**Cuplikan Bacaan:**
Advertisement - Scroll ke atas
News

LSI: Dampak Gerakan 212 Tak Hanya Sesaat

541
×

LSI: Dampak Gerakan 212 Tak Hanya Sesaat

Sebarkan artikel ini
Unjuk rasa warga Muslim di Jakarta menuntut agar Ahok dipenjarakan (foto: dok).

JAKARTA – Peneliti senior LSI Burhanudin Muhtadi membantah demonstrasi 212 hanya fenomena sesaat dan akan berhenti setelah mantan gubernur Jakarta Basuki Tjahaya Purnama alias Ahok dipenjara.

Tren kenaikan tingkat intoleransi jika ada warga non-Muslim menjadi kepala daerah atau kepala pemerintahan, tegas Burhanudin, justru terjadi sejak ada protes anti-Ahok pada 2016.

Advertisement
Scroll untuk melanjutkan

Burhanudin menjelaskan intoleransi politik terhadap non-Muslim terus berlanjut dan efeknya mulai menular ke level sosial. Dia menambahkan sebelum ada Gerakan 212, tren intoleransi politik dan intoleransi religius sosial sedang turun.

**Latihan Soal:**
1. Jawablah pertanyaan berikut berdasarkan berita tentang Gerakan 212.
(a) Siapa yang disebut sebagai peneliti senior LSI?
(b) Menurut Burhanudin, sejak kapan tren kenaikan tingkat intoleransi terjadi?
(c) Bagaimana tren intoleransi politik dan intoleransi religius sosial sebelum ada Gerakan 212?
2. Perpanjang berita tentang Gerakan 212 dengan menulis lanjutan yang dimulai sesudah kalimat terakhirnya.
Entri yang menyusul diambil dari sumber lain.

**Cuplikan Data:**
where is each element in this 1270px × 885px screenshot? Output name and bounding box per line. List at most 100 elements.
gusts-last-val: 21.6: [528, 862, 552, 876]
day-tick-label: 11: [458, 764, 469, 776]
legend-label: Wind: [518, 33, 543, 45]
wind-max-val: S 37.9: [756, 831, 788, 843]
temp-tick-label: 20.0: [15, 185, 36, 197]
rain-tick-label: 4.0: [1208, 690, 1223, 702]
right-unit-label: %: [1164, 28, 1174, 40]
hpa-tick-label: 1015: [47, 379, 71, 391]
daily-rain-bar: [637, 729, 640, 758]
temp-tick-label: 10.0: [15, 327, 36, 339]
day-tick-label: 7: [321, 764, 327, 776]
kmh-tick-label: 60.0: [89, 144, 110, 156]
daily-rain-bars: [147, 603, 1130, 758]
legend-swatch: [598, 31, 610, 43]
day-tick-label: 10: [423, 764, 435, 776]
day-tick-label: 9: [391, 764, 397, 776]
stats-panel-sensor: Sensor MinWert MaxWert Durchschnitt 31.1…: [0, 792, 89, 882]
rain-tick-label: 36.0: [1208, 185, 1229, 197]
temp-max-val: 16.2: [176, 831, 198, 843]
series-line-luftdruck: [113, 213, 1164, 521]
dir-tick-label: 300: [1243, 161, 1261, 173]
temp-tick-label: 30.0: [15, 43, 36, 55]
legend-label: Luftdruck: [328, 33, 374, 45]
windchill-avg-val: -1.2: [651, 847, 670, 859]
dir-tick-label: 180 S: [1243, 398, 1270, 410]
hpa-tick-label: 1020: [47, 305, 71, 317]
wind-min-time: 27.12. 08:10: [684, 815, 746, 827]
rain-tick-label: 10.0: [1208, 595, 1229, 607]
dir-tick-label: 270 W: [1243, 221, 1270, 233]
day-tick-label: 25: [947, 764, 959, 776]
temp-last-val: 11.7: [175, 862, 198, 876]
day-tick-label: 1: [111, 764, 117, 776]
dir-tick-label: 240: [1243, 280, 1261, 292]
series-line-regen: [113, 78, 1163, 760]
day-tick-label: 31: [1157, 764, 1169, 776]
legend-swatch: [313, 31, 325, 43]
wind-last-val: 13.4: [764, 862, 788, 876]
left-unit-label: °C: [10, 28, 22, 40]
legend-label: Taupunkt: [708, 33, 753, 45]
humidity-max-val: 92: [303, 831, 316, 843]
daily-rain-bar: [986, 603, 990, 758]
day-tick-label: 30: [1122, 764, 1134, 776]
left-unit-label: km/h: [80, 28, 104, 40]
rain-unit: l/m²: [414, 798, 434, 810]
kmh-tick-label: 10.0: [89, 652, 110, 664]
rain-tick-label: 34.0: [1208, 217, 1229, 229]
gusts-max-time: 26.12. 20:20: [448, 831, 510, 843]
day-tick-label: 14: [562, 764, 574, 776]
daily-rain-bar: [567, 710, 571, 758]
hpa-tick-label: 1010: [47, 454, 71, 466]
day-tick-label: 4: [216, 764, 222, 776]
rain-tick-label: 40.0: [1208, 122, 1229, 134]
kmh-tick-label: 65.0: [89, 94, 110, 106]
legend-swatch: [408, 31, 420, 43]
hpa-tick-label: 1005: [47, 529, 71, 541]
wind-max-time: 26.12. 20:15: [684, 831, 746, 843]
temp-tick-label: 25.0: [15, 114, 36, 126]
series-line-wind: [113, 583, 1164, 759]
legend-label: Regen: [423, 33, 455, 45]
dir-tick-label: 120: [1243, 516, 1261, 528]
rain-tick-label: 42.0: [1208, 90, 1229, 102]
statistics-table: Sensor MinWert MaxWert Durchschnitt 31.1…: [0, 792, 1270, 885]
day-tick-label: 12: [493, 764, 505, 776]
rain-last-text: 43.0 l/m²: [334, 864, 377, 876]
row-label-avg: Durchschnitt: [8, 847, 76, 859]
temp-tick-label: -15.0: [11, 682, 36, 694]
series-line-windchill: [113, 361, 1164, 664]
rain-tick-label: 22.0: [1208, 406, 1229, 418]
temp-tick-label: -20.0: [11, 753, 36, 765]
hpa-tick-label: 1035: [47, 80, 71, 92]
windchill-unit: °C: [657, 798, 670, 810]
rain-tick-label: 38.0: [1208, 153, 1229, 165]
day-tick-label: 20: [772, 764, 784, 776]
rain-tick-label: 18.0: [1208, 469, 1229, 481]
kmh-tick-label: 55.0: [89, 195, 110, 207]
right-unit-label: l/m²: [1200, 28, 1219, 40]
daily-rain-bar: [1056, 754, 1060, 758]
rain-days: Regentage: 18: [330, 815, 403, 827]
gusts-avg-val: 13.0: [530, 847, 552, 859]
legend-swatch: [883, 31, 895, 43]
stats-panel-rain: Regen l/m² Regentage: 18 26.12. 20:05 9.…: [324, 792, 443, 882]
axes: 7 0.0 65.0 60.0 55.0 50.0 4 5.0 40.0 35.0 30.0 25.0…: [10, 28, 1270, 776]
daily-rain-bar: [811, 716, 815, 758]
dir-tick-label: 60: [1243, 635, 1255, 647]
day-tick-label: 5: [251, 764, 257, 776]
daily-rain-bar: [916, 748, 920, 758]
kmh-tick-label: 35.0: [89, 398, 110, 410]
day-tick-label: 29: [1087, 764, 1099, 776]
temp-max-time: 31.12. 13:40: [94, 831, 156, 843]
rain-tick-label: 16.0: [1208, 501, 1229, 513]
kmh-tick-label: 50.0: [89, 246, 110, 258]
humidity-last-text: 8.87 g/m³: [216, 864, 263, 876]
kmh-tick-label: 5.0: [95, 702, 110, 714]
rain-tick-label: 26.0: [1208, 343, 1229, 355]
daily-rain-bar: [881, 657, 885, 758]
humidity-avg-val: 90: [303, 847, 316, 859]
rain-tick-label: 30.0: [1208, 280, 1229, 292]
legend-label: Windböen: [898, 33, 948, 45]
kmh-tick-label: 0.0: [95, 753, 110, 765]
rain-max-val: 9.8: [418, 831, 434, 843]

**Jawaban Tiap Tugas:**
1.
(a) Burhanudin Muhtadi.
(b) Sejak ada protes anti-Ahok pada 2016.
(c) Tren itu sedang turun.

2.
“Bukan 212 yang merupakan puncak dari radikalisme tapi 212 yang justru membuka keran terhadap makin naiknya intolleransi,” paparnya di Jakarta, Senin (24/9/2018).

Gerakan 212 adalah sebuah demonstrasi besar-besaran yang oleh penyelenggaranya diklaim diikuti oleh sekitar tujuh juta warga Muslim, yang menuntut agar Ahok diadili dengan tuduhan melecehkan agama Islam akibat pernyataannya di Kepulauan Seribu pada September 2017.

Dibanding Tahun 2017, Dukungan pada Demokrasi Naik

Disisi lain ada hasil yang cukup memberi harapan. Survei ini mendapati bahwa dukungan pada demokrasi mencapai 83 persen, atau naik dibanding tahun lalu yang mencapai 76 persen. Demikian pula tingkat kepuasan atas jalannya demokrasi yang mencapai sebesar 73 persen.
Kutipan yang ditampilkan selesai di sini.